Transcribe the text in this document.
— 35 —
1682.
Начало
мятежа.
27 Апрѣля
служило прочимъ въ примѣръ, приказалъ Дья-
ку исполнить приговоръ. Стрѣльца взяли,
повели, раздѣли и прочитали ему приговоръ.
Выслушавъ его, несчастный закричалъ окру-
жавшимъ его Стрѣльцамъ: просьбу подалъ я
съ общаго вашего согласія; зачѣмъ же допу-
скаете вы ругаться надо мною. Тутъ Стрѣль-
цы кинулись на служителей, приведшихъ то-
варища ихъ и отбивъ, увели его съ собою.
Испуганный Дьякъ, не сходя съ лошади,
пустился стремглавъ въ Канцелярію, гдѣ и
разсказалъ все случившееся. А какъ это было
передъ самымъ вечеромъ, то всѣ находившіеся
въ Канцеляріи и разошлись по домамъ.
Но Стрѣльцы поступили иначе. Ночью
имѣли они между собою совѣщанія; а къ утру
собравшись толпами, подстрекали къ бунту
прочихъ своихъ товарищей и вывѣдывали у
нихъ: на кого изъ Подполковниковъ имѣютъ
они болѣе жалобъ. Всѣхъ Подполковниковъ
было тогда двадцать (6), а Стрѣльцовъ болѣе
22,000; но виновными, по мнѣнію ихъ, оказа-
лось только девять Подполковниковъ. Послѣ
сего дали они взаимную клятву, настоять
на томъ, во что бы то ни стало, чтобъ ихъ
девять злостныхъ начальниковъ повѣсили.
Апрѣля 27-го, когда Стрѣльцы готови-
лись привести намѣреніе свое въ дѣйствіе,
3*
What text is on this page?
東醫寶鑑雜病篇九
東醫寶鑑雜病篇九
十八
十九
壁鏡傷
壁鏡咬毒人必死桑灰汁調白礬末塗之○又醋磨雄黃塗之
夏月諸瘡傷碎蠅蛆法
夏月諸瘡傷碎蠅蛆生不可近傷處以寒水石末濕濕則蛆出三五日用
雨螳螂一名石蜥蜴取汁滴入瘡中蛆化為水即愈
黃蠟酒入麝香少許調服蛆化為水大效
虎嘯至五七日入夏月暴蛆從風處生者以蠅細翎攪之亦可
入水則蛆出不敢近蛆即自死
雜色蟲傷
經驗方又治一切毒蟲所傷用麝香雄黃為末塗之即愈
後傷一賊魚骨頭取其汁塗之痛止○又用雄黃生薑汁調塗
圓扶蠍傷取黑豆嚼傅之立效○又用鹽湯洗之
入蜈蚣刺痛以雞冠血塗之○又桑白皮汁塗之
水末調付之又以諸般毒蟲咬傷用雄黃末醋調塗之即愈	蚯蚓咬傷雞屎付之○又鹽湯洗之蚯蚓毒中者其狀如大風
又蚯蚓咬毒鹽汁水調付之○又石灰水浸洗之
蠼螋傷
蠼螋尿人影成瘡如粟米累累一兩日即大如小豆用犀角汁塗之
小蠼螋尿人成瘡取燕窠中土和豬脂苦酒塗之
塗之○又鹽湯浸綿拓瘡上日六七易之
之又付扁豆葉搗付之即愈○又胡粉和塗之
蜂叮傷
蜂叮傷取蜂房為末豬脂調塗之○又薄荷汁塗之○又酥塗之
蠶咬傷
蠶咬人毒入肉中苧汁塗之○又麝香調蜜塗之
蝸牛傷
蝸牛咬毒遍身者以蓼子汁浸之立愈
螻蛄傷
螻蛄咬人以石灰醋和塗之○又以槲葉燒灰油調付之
---
Return what is listed above, exactly and completely.

Written reply
Transcribe the text in this document.
— 35 —
1682.
Начало
мятежа.
27 Апрѣля
служило прочимъ въ примѣръ, приказалъ Дья-
ку исполнить приговоръ. Стрѣльца взяли,
повели, раздѣли и прочитали ему приговоръ.
Выслушавъ его, несчастный закричалъ окру-
жавшимъ его Стрѣльцамъ: просьбу подалъ я
съ общаго вашего согласія; зачѣмъ же допу-
скаете вы ругаться надо мною. Тутъ Стрѣль-
цы кинулись на служителей, приведшихъ то-
варища ихъ и отбивъ, увели его съ собою.
Испуганный Дьякъ, не сходя съ лошади,
пустился стремглавъ въ Канцелярію, гдѣ и
разсказалъ все случившееся. А какъ это было
передъ самымъ вечеромъ, то всѣ находившіеся
въ Канцеляріи и разошлись по домамъ.
Но Стрѣльцы поступили иначе. Ночью
имѣли они между собою совѣщанія; а къ утру
собравшись толпами, подстрекали къ бунту
прочихъ своихъ товарищей и вывѣдывали у
нихъ: на кого изъ Подполковниковъ имѣютъ
они болѣе жалобъ. Всѣхъ Подполковниковъ
было тогда двадцать (6), а Стрѣльцовъ болѣе
22,000; но виновными, по мнѣнію ихъ, оказа-
лось только девять Подполковниковъ. Послѣ
сего дали они взаимную клятву, настоять
на томъ, во что бы то ни стало, чтобъ ихъ
девять злостныхъ начальниковъ повѣсили.
Апрѣля 27-го, когда Стрѣльцы готови-
лись привести намѣреніе свое въ дѣйствіе,
3*
What text is on this page?
東醫寶鑑雜病篇九
東醫寶鑑雜病篇九
十八
十九
壁鏡傷
壁鏡咬毒人必死桑灰汁調白礬末塗之○又醋磨雄黃塗之
夏月諸瘡傷碎蠅蛆法
夏月諸瘡傷碎蠅蛆生不可近傷處以寒水石末濕濕則蛆出三五日用
雨螳螂一名石蜥蜴取汁滴入瘡中蛆化為水即愈
黃蠟酒入麝香少許調服蛆化為水大效
虎嘯至五七日入夏月暴蛆從風處生者以蠅細翎攪之亦可
入水則蛆出不敢近蛆即自死
雜色蟲傷
經驗方又治一切毒蟲所傷用麝香雄黃為末塗之即愈
後傷一賊魚骨頭取其汁塗之痛止○又用雄黃生薑汁調塗
圓扶蠍傷取黑豆嚼傅之立效○又用鹽湯洗之
入蜈蚣刺痛以雞冠血塗之○又桑白皮汁塗之
水末調付之又以諸般毒蟲咬傷用雄黃末醋調塗之即愈	蚯蚓咬傷雞屎付之○又鹽湯洗之蚯蚓毒中者其狀如大風
又蚯蚓咬毒鹽汁水調付之○又石灰水浸洗之
蠼螋傷
蠼螋尿人影成瘡如粟米累累一兩日即大如小豆用犀角汁塗之
小蠼螋尿人成瘡取燕窠中土和豬脂苦酒塗之
塗之○又鹽湯浸綿拓瘡上日六七易之
之又付扁豆葉搗付之即愈○又胡粉和塗之
蜂叮傷
蜂叮傷取蜂房為末豬脂調塗之○又薄荷汁塗之○又酥塗之
蠶咬傷
蠶咬人毒入肉中苧汁塗之○又麝香調蜜塗之
蝸牛傷
蝸牛咬毒遍身者以蓼子汁浸之立愈
螻蛄傷
螻蛄咬人以石灰醋和塗之○又以槲葉燒灰油調付之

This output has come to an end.